## start Material provided
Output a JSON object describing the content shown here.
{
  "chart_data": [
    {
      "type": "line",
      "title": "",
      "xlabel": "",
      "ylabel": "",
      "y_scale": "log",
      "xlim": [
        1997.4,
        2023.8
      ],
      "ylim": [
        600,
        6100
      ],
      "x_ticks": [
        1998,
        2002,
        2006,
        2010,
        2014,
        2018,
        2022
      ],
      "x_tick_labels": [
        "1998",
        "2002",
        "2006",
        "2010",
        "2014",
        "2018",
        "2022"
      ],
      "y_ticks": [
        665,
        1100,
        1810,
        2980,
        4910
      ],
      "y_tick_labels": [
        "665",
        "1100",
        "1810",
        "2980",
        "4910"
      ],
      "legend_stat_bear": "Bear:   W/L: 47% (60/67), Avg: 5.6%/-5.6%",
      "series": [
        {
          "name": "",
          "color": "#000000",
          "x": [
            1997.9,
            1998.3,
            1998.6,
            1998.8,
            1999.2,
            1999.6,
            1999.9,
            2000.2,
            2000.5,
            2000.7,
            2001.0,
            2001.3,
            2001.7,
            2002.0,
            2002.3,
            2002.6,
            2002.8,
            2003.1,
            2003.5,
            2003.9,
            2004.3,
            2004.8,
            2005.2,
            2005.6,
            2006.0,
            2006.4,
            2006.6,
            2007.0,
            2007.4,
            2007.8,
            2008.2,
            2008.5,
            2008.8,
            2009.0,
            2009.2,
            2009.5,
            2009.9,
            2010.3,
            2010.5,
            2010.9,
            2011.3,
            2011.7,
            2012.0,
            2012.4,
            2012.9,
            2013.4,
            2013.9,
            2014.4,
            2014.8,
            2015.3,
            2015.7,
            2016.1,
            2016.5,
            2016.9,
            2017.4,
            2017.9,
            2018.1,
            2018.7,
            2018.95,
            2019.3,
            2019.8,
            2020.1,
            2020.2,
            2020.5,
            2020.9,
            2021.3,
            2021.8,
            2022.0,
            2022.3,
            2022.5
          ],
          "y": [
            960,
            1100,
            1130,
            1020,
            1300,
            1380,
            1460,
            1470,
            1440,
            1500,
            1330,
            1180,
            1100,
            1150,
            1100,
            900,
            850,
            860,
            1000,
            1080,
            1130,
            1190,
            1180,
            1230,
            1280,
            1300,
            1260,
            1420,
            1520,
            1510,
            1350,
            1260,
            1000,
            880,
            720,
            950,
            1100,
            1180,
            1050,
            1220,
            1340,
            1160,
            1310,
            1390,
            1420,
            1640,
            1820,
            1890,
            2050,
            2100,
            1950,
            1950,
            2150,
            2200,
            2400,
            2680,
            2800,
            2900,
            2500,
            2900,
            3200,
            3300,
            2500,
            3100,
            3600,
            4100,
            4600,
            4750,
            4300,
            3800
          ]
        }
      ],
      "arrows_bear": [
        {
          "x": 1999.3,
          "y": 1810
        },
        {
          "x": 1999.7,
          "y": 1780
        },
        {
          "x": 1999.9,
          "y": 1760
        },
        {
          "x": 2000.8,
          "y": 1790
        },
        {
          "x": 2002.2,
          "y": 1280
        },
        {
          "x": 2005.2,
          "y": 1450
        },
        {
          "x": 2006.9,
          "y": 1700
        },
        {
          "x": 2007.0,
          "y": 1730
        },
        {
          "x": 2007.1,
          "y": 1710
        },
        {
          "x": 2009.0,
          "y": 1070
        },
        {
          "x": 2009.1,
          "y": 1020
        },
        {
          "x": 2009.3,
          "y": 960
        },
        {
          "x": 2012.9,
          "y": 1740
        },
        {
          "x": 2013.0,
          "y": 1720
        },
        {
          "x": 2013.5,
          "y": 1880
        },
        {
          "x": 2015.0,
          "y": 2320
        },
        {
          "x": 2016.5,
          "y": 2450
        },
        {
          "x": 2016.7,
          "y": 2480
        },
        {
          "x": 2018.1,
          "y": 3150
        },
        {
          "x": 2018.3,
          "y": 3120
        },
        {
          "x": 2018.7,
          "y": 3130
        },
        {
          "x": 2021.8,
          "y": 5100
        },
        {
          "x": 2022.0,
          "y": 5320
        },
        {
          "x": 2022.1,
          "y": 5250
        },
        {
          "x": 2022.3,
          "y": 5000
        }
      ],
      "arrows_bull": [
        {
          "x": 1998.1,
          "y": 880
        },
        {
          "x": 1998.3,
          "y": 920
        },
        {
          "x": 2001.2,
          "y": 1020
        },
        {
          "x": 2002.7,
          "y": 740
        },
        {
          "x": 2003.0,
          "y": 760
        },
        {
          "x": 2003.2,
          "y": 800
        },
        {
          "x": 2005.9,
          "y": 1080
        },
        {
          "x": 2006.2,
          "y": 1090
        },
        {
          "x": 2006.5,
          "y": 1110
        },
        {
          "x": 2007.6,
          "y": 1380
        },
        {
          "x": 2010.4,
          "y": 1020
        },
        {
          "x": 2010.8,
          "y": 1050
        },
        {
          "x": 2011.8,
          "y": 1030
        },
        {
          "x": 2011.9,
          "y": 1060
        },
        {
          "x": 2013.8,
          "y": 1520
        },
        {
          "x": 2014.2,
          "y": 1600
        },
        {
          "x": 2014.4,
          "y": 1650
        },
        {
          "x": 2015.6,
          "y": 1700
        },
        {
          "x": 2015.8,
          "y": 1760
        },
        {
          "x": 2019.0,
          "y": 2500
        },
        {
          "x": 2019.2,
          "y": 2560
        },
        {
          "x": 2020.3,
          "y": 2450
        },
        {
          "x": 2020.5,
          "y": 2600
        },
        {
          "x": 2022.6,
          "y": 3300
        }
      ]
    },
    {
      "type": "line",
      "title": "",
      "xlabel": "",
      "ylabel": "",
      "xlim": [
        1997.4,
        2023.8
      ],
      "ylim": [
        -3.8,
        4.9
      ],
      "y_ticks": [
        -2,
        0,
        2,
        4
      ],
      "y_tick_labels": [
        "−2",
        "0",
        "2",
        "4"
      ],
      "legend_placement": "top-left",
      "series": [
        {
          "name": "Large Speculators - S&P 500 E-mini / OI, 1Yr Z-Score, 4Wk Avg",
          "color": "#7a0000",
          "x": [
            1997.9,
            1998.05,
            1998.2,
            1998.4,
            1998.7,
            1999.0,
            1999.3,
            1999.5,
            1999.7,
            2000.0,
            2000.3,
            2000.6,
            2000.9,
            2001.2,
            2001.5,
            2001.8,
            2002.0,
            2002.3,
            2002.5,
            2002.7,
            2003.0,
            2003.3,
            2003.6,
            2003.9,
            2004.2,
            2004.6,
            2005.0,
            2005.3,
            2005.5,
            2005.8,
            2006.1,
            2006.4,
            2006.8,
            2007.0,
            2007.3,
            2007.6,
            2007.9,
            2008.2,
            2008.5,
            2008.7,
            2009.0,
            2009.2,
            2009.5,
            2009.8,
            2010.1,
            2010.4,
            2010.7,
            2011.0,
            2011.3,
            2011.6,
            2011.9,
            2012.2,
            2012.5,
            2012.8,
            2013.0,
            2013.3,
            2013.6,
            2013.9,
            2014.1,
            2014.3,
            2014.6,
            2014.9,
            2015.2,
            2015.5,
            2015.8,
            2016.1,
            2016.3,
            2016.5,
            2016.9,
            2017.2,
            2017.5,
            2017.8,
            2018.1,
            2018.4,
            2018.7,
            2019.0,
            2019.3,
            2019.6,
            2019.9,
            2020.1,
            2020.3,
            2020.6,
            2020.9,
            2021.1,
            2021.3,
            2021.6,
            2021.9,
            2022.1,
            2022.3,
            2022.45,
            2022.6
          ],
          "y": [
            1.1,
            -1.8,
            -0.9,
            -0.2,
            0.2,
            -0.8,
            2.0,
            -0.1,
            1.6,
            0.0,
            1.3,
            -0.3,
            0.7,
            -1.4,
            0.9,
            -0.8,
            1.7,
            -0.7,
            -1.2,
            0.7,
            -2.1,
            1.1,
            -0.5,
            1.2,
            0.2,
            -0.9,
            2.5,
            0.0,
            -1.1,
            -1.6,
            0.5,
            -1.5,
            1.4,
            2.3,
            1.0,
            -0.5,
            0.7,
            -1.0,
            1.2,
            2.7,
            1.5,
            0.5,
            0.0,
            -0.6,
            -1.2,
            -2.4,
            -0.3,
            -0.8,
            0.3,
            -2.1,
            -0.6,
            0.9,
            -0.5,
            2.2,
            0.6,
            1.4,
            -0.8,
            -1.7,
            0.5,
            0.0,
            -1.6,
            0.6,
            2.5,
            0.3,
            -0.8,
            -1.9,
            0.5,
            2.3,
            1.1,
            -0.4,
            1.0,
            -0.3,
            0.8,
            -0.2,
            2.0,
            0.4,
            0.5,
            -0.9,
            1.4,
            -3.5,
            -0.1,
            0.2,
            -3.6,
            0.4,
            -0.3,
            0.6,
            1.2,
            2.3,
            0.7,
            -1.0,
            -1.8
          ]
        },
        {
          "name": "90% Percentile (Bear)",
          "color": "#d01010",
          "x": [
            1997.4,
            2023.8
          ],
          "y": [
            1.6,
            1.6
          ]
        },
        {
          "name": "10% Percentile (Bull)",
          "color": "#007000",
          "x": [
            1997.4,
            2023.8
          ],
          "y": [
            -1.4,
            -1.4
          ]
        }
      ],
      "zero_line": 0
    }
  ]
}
## end Material provided
__Exercise description__. Some lines of the records may hold the word "name". How many do? Answer with a number and nothing else.

__Full solution__. 4